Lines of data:
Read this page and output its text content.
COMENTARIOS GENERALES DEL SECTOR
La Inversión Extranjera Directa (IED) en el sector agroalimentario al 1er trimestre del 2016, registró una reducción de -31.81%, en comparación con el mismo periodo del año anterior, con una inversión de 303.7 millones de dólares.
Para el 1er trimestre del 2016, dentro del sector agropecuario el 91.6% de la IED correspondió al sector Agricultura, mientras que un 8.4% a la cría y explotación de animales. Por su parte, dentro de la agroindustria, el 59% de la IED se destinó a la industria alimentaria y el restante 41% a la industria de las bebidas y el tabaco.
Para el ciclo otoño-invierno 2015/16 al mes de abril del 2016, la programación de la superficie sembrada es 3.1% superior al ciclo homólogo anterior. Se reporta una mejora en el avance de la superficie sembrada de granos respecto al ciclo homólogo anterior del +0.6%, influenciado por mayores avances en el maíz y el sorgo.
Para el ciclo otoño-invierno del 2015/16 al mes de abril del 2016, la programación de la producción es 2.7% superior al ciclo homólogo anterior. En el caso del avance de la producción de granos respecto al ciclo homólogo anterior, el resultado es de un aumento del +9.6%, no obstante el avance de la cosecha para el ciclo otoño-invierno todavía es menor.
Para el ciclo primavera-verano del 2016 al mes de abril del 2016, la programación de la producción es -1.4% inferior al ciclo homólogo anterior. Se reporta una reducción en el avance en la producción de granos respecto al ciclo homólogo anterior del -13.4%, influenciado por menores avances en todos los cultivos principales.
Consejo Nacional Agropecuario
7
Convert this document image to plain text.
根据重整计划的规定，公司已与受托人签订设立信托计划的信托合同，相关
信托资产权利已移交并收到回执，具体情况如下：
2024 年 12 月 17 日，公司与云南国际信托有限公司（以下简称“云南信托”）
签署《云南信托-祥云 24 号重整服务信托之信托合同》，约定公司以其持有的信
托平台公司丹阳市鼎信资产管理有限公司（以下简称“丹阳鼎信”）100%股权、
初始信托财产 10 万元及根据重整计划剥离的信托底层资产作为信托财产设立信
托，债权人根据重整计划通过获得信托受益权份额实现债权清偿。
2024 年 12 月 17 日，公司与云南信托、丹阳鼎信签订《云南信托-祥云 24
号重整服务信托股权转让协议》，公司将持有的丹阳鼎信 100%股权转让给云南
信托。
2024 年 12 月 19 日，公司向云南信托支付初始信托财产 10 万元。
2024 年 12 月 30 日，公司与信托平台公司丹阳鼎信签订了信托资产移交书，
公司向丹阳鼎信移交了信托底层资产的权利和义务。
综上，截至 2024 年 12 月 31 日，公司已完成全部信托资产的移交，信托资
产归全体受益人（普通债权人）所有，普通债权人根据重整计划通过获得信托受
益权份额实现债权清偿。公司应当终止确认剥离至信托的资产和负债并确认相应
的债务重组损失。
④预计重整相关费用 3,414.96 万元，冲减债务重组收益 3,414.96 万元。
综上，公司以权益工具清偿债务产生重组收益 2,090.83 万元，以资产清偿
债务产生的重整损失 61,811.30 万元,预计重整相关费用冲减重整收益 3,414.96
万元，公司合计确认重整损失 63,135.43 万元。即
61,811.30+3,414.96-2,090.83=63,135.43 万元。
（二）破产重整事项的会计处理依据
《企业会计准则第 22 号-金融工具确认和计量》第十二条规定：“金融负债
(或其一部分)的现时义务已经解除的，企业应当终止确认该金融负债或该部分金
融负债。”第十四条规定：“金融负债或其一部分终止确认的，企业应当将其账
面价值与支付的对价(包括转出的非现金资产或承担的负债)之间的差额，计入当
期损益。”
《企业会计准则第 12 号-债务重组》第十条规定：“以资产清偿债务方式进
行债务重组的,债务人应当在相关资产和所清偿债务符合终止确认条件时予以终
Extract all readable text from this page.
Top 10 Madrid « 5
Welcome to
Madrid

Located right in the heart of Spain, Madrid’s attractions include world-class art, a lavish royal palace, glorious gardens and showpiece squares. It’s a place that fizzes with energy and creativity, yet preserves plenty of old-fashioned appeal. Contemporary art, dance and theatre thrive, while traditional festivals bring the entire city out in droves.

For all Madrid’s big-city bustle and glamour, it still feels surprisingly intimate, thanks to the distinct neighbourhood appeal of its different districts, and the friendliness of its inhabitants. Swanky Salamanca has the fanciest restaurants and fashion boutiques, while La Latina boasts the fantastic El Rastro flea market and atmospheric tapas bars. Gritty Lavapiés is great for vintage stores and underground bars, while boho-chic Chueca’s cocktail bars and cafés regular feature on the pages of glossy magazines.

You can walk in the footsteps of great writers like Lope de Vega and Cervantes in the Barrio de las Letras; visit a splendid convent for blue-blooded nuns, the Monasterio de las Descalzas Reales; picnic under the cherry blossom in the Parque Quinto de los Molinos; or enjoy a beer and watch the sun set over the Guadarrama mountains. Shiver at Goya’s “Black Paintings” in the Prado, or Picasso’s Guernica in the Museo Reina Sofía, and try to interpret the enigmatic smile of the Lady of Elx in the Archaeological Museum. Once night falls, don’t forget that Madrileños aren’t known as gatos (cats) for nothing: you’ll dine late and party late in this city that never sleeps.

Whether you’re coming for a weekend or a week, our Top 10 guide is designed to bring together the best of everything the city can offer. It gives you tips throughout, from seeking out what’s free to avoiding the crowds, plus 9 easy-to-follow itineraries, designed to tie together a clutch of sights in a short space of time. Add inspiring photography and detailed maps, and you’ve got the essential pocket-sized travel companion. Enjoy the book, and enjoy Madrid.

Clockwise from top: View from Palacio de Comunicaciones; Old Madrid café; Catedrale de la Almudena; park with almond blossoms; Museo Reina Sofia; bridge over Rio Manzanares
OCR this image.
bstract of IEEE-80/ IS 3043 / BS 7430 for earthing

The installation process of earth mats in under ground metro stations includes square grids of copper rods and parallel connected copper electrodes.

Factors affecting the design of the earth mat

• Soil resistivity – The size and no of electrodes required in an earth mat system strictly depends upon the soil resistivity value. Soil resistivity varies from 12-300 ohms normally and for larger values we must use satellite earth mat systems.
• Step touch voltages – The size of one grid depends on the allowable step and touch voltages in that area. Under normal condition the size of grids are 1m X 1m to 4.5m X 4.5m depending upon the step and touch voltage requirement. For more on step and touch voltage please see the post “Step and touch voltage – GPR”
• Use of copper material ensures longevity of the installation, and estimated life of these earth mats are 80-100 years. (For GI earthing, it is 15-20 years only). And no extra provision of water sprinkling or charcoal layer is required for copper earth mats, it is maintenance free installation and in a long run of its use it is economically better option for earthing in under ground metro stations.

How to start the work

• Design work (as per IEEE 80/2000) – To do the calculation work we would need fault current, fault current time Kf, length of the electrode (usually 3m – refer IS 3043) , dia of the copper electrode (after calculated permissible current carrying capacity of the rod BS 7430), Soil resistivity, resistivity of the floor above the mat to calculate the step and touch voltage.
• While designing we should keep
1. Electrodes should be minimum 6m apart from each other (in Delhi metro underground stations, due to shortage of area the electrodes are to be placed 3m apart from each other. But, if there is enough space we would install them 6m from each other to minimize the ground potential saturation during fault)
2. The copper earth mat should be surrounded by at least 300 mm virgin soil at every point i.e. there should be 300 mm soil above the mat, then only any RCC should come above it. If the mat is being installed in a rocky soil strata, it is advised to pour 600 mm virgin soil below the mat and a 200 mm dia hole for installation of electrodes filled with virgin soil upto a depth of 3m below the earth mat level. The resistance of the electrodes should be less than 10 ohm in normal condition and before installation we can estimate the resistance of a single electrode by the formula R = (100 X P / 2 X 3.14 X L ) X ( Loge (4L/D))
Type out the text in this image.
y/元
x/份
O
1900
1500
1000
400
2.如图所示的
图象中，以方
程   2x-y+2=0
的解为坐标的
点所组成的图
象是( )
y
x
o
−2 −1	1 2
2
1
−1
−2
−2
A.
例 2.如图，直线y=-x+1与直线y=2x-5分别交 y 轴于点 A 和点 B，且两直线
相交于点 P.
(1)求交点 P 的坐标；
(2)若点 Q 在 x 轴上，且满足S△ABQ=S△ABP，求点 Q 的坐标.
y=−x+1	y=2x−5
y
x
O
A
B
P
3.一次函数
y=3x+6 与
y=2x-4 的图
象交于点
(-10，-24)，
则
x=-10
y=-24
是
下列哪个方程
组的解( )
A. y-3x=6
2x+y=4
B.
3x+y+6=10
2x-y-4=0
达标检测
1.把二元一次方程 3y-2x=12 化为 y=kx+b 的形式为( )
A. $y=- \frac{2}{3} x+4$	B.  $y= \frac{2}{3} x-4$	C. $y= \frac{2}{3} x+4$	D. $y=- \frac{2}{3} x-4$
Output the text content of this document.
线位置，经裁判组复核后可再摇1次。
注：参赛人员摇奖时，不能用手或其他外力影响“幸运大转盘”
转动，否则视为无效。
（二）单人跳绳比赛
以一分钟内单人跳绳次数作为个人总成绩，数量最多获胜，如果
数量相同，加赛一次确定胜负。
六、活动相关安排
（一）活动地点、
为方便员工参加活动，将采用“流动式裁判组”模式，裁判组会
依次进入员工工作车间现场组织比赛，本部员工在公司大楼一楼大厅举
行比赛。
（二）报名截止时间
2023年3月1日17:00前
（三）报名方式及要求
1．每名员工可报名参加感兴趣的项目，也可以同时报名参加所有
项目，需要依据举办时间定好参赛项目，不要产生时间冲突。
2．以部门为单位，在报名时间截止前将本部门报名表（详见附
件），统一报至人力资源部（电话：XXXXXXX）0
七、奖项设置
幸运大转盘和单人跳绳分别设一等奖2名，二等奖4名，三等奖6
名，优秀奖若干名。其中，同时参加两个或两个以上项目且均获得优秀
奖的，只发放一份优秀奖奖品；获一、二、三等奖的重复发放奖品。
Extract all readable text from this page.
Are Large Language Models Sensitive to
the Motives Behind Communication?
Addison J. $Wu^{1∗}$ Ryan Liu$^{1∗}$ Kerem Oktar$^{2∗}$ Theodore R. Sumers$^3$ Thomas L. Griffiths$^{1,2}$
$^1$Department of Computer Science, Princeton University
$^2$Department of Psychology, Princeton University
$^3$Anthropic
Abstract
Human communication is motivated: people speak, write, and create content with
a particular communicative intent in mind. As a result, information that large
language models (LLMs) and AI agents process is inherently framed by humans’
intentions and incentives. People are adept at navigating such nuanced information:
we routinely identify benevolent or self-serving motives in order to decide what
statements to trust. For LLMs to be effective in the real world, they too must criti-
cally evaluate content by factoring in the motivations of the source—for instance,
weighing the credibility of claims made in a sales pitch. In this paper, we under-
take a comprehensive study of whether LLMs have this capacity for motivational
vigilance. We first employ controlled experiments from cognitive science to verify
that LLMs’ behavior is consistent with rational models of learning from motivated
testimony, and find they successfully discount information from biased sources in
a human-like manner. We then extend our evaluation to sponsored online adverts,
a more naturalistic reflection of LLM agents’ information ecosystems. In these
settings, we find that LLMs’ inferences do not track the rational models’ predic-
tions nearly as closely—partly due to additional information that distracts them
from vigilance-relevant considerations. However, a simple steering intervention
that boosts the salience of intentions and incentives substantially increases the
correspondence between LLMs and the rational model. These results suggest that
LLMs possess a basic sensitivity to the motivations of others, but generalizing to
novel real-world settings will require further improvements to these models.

__EXERCISE DESCRIPTION__. In the entries above, some lines may contain the string "agents"; report how many, without additional comment.

__SOLVED EXERCISE__. 2